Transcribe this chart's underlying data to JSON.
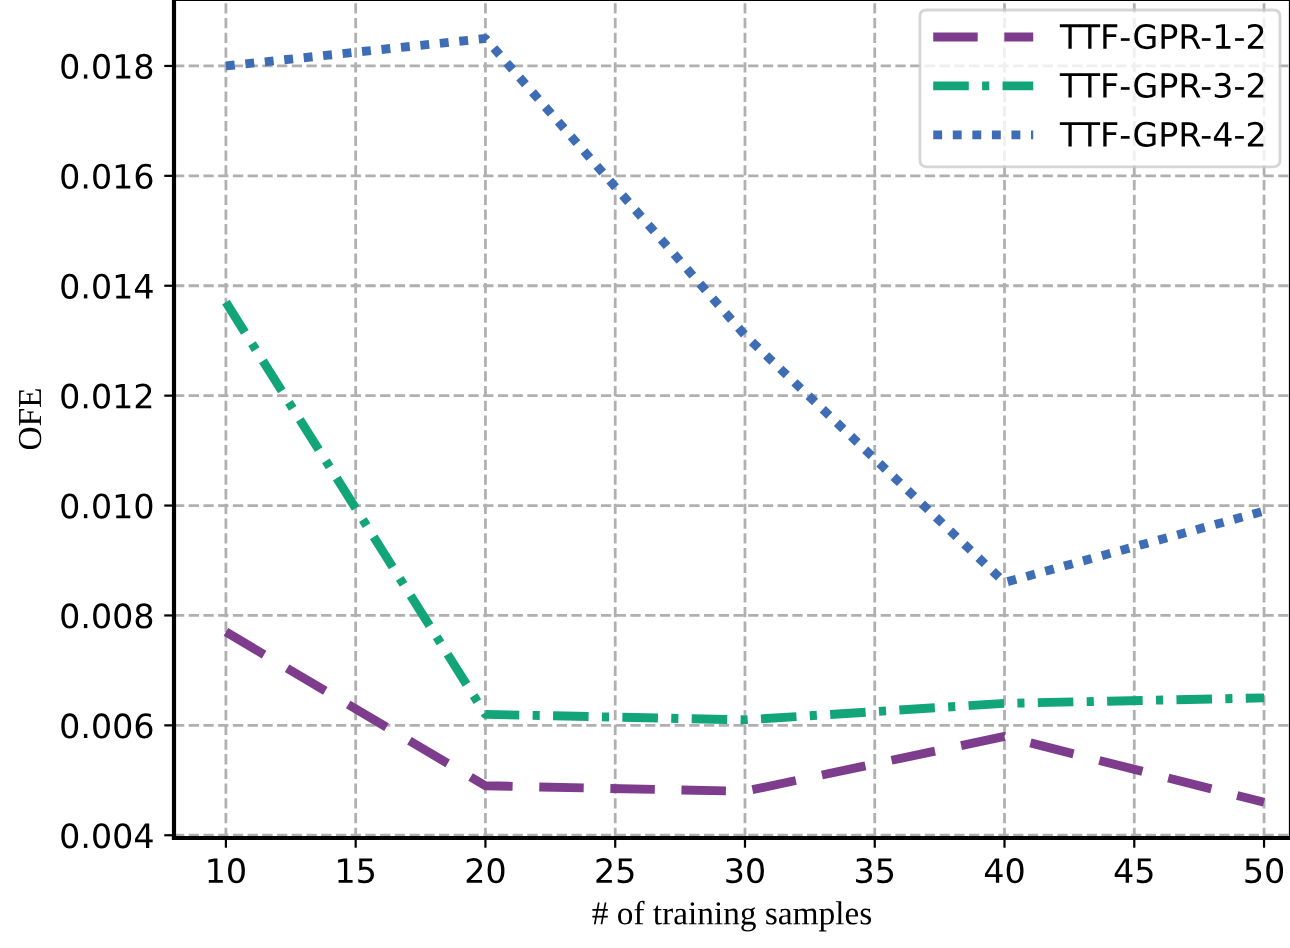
{
  "chart_data": {
    "type": "line",
    "xlabel": "# of training samples",
    "ylabel": "OFE",
    "x": [
      10,
      20,
      30,
      40,
      50
    ],
    "series": [
      {
        "name": "TTF-GPR-1-2",
        "color": "#7d3c8c",
        "line_style": "dashed",
        "values": [
          0.0077,
          0.0049,
          0.0048,
          0.0058,
          0.0046
        ]
      },
      {
        "name": "TTF-GPR-3-2",
        "color": "#12a579",
        "line_style": "dashdot",
        "values": [
          0.0137,
          0.0062,
          0.0061,
          0.0064,
          0.0065
        ]
      },
      {
        "name": "TTF-GPR-4-2",
        "color": "#3f6db5",
        "line_style": "dotted",
        "values": [
          0.018,
          0.0185,
          0.0131,
          0.0086,
          0.0099
        ]
      }
    ],
    "xlim": [
      8,
      51
    ],
    "ylim": [
      0.00395,
      0.0192
    ],
    "xticks": [
      10,
      15,
      20,
      25,
      30,
      35,
      40,
      45,
      50
    ],
    "yticks": [
      {
        "value": 0.004,
        "label": "0.004"
      },
      {
        "value": 0.006,
        "label": "0.006"
      },
      {
        "value": 0.008,
        "label": "0.008"
      },
      {
        "value": 0.01,
        "label": "0.010"
      },
      {
        "value": 0.012,
        "label": "0.012"
      },
      {
        "value": 0.014,
        "label": "0.014"
      },
      {
        "value": 0.016,
        "label": "0.016"
      },
      {
        "value": 0.018,
        "label": "0.018"
      }
    ],
    "grid": true,
    "legend": "top right",
    "marker": "none"
  }
}
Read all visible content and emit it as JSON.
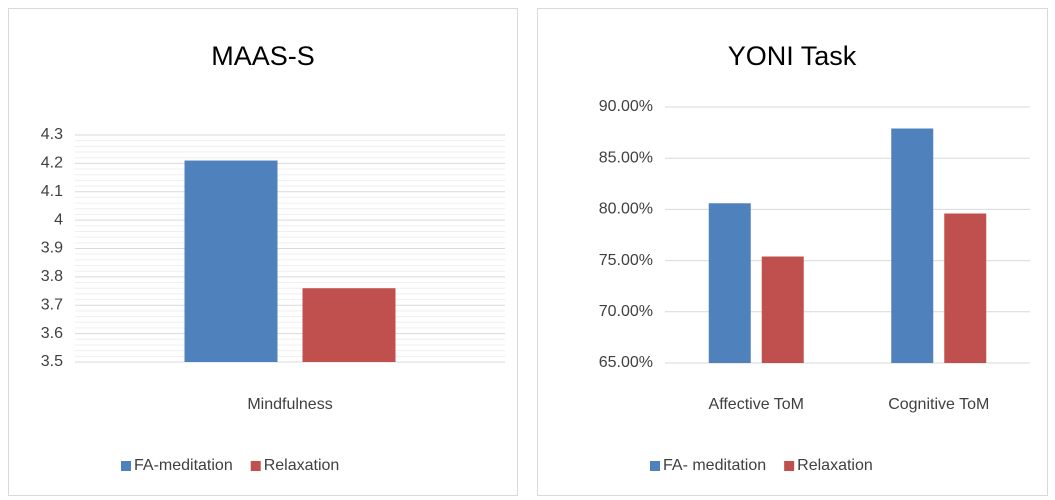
{
  "chart_data": [
    {
      "type": "bar",
      "title": "MAAS-S",
      "categories": [
        "Mindfulness"
      ],
      "series": [
        {
          "name": "FA-meditation",
          "color": "#4f81bd",
          "values": [
            4.21
          ]
        },
        {
          "name": "Relaxation",
          "color": "#c0504d",
          "values": [
            3.76
          ]
        }
      ],
      "ylim": [
        3.5,
        4.3
      ],
      "yticks": [
        3.5,
        3.6,
        3.7,
        3.8,
        3.9,
        4,
        4.1,
        4.2,
        4.3
      ],
      "grid": true,
      "minor_grid": true,
      "legend": "bottom"
    },
    {
      "type": "bar",
      "title": "YONI Task",
      "categories": [
        "Affective ToM",
        "Cognitive ToM"
      ],
      "series": [
        {
          "name": "FA- meditation",
          "color": "#4f81bd",
          "values": [
            80.6,
            87.9
          ]
        },
        {
          "name": "Relaxation",
          "color": "#c0504d",
          "values": [
            75.4,
            79.6
          ]
        }
      ],
      "ylim": [
        65,
        90
      ],
      "yticks": [
        {
          "value": 65,
          "label": "65.00%"
        },
        {
          "value": 70,
          "label": "70.00%"
        },
        {
          "value": 75,
          "label": "75.00%"
        },
        {
          "value": 80,
          "label": "80.00%"
        },
        {
          "value": 85,
          "label": "85.00%"
        },
        {
          "value": 90,
          "label": "90.00%"
        }
      ],
      "grid": true,
      "minor_grid": false,
      "legend": "bottom"
    }
  ]
}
---+---
→ WORK TO COMPLETE
Repeat each record exactly, with the pictures left out.

→ TASK OUTPUT
Transcribe this chart's underlying data to JSON.
{
  "chart_data": {
    "type": "line",
    "xlabel": "# of training samples",
    "ylabel": "OFE",
    "x": [
      10,
      20,
      30,
      40,
      50
    ],
    "series": [
      {
        "name": "TTF-GPR-1-2",
        "color": "#7d3c8c",
        "line_style": "dashed",
        "values": [
          0.0077,
          0.0049,
          0.0048,
          0.0058,
          0.0046
        ]
      },
      {
        "name": "TTF-GPR-3-2",
        "color": "#12a579",
        "line_style": "dashdot",
        "values": [
          0.0137,
          0.0062,
          0.0061,
          0.0064,
          0.0065
        ]
      },
      {
        "name": "TTF-GPR-4-2",
        "color": "#3f6db5",
        "line_style": "dotted",
        "values": [
          0.018,
          0.0185,
          0.0131,
          0.0086,
          0.0099
        ]
      }
    ],
    "xlim": [
      8,
      51
    ],
    "ylim": [
      0.00395,
      0.0192
    ],
    "xticks": [
      10,
      15,
      20,
      25,
      30,
      35,
      40,
      45,
      50
    ],
    "yticks": [
      {
        "value": 0.004,
        "label": "0.004"
      },
      {
        "value": 0.006,
        "label": "0.006"
      },
      {
        "value": 0.008,
        "label": "0.008"
      },
      {
        "value": 0.01,
        "label": "0.010"
      },
      {
        "value": 0.012,
        "label": "0.012"
      },
      {
        "value": 0.014,
        "label": "0.014"
      },
      {
        "value": 0.016,
        "label": "0.016"
      },
      {
        "value": 0.018,
        "label": "0.018"
      }
    ],
    "grid": true,
    "legend": "top right",
    "marker": "none"
  }
}
Read all visible content and emit it as JSON.
{
  "chart_data": [
    {
      "type": "bar",
      "title": "MAAS-S",
      "categories": [
        "Mindfulness"
      ],
      "series": [
        {
          "name": "FA-meditation",
          "color": "#4f81bd",
          "values": [
            4.21
          ]
        },
        {
          "name": "Relaxation",
          "color": "#c0504d",
          "values": [
            3.76
          ]
        }
      ],
      "ylim": [
        3.5,
        4.3
      ],
      "yticks": [
        3.5,
        3.6,
        3.7,
        3.8,
        3.9,
        4,
        4.1,
        4.2,
        4.3
      ],
      "grid": true,
      "minor_grid": true,
      "legend": "bottom"
    },
    {
      "type": "bar",
      "title": "YONI Task",
      "categories": [
        "Affective ToM",
        "Cognitive ToM"
      ],
      "series": [
        {
          "name": "FA- meditation",
          "color": "#4f81bd",
          "values": [
            80.6,
            87.9
          ]
        },
        {
          "name": "Relaxation",
          "color": "#c0504d",
          "values": [
            75.4,
            79.6
          ]
        }
      ],
      "ylim": [
        65,
        90
      ],
      "yticks": [
        {
          "value": 65,
          "label": "65.00%"
        },
        {
          "value": 70,
          "label": "70.00%"
        },
        {
          "value": 75,
          "label": "75.00%"
        },
        {
          "value": 80,
          "label": "80.00%"
        },
        {
          "value": 85,
          "label": "85.00%"
        },
        {
          "value": 90,
          "label": "90.00%"
        }
      ],
      "grid": true,
      "minor_grid": false,
      "legend": "bottom"
    }
  ]
}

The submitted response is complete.